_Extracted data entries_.
>>

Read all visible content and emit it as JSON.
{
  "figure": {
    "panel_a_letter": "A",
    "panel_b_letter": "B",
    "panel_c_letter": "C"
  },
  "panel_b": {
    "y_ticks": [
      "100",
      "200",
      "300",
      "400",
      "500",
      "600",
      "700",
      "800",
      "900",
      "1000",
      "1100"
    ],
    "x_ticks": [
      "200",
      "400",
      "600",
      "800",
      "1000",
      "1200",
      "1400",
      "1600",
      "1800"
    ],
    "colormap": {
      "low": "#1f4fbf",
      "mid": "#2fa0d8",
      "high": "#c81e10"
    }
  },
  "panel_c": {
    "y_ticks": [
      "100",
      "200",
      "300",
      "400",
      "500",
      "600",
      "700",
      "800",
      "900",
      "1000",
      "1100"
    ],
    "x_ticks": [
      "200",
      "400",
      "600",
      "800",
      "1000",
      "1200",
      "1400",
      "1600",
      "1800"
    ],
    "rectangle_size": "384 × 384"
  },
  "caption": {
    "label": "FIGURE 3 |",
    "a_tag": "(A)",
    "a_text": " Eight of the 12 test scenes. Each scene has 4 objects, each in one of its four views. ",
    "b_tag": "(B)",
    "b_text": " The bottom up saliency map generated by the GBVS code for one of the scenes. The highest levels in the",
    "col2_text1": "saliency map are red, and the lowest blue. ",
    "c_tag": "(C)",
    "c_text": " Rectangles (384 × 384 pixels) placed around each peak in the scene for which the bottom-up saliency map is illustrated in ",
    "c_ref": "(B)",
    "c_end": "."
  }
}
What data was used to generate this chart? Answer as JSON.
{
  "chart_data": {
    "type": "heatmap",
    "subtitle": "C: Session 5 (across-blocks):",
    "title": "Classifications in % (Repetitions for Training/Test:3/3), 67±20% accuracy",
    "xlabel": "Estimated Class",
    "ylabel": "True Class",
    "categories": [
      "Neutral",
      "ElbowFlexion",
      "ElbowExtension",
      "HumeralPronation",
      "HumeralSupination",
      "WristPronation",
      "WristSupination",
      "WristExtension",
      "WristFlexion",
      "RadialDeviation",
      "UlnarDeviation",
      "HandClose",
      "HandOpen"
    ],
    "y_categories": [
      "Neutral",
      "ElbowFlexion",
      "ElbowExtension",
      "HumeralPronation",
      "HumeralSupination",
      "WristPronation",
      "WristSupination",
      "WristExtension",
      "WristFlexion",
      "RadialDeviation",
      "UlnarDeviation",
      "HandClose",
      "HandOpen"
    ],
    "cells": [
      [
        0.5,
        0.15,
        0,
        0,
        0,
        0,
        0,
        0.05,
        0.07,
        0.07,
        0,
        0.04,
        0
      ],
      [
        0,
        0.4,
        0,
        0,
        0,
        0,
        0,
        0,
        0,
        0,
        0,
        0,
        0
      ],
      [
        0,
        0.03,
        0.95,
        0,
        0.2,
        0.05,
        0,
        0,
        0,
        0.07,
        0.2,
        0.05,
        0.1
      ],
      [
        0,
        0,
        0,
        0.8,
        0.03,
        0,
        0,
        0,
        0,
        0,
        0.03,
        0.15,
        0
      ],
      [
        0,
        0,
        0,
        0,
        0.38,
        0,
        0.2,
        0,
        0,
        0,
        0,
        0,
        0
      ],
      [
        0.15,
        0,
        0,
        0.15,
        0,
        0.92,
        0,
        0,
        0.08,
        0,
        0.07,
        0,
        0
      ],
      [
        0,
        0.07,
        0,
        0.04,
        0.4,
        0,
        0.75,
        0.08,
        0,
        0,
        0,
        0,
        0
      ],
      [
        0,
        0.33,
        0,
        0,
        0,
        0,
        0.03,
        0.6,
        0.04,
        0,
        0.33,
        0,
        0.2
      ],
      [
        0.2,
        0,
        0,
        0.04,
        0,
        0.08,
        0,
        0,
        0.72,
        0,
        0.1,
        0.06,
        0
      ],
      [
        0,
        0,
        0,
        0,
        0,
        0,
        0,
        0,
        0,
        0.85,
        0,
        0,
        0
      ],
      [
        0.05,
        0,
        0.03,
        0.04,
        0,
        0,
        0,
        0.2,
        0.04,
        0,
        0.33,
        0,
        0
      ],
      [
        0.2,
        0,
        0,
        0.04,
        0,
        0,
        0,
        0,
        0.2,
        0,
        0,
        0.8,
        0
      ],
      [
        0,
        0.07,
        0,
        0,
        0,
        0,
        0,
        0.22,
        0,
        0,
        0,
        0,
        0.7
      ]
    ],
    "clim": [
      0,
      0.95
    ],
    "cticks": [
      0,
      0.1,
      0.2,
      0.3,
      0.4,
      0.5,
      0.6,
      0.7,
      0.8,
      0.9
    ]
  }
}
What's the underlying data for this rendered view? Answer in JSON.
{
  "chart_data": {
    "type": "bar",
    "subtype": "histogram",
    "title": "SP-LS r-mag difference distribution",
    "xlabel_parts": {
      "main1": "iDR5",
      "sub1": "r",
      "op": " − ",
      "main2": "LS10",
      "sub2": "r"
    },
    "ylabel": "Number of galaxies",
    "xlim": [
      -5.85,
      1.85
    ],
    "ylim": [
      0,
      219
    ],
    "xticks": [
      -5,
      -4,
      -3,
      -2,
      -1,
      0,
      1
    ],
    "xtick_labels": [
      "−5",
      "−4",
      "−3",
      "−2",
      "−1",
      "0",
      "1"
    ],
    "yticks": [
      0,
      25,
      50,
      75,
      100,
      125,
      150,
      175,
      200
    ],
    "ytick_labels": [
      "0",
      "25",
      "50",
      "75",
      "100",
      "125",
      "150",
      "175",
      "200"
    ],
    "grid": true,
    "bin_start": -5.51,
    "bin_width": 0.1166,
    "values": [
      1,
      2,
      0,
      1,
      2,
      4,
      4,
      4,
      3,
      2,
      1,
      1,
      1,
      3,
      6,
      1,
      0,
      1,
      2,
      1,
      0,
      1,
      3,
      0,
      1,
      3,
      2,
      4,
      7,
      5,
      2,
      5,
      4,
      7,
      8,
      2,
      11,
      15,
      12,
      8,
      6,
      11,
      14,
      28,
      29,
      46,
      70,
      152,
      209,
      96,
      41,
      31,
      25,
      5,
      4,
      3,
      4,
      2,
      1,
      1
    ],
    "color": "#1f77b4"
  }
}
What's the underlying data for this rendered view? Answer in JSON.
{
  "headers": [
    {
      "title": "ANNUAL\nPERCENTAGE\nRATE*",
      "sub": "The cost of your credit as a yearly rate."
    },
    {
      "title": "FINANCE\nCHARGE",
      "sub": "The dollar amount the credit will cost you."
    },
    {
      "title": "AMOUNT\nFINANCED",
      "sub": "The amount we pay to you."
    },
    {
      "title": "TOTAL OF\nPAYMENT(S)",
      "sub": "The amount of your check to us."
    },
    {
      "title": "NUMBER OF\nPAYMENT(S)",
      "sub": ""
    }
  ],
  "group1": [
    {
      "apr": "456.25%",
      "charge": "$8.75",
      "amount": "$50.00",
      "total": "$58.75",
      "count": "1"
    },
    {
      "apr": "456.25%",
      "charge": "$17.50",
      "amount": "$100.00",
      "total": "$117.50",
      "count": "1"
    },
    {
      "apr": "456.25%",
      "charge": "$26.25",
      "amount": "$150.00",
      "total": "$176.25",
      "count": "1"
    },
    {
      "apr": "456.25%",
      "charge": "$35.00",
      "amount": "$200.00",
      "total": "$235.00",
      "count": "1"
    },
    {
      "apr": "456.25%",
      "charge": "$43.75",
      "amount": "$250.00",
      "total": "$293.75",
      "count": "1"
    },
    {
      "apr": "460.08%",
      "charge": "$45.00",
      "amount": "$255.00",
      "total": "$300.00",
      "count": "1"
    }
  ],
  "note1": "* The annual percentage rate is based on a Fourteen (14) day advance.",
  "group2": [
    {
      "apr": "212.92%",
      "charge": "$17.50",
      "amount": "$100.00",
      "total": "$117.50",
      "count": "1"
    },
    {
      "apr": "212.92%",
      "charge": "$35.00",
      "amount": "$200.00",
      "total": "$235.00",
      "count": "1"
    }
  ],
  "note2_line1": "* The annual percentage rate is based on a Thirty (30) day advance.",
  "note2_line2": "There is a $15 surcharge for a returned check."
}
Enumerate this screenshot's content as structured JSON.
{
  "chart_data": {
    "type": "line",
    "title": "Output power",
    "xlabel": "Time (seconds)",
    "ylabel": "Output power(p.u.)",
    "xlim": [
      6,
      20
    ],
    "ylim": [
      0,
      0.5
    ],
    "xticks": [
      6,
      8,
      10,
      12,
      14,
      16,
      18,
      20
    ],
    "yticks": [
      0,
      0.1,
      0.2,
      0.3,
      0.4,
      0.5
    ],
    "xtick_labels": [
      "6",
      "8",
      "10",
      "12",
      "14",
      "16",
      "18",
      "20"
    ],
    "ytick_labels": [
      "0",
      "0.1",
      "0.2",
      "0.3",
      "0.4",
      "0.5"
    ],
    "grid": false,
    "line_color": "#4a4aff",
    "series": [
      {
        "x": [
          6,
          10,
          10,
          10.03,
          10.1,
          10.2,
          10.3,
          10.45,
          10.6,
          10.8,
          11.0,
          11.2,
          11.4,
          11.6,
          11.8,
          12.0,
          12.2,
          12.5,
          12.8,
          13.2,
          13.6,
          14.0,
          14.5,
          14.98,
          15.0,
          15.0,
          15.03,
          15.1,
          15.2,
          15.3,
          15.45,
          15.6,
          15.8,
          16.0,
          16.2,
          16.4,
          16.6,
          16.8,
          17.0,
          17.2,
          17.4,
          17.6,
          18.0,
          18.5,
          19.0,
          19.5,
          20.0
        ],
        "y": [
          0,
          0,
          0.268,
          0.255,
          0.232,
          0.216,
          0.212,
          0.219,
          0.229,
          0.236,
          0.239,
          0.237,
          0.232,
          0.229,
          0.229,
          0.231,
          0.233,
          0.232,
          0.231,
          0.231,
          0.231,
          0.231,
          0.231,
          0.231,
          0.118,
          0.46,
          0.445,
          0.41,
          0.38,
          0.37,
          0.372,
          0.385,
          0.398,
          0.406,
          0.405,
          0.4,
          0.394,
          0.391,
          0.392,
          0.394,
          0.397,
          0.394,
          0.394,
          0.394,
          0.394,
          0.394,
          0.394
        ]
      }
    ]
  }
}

<<

_Short task_. Of the lines in the listing above, how many hold the string "check"? Reply with the number only.

_Answer to this problem_. 2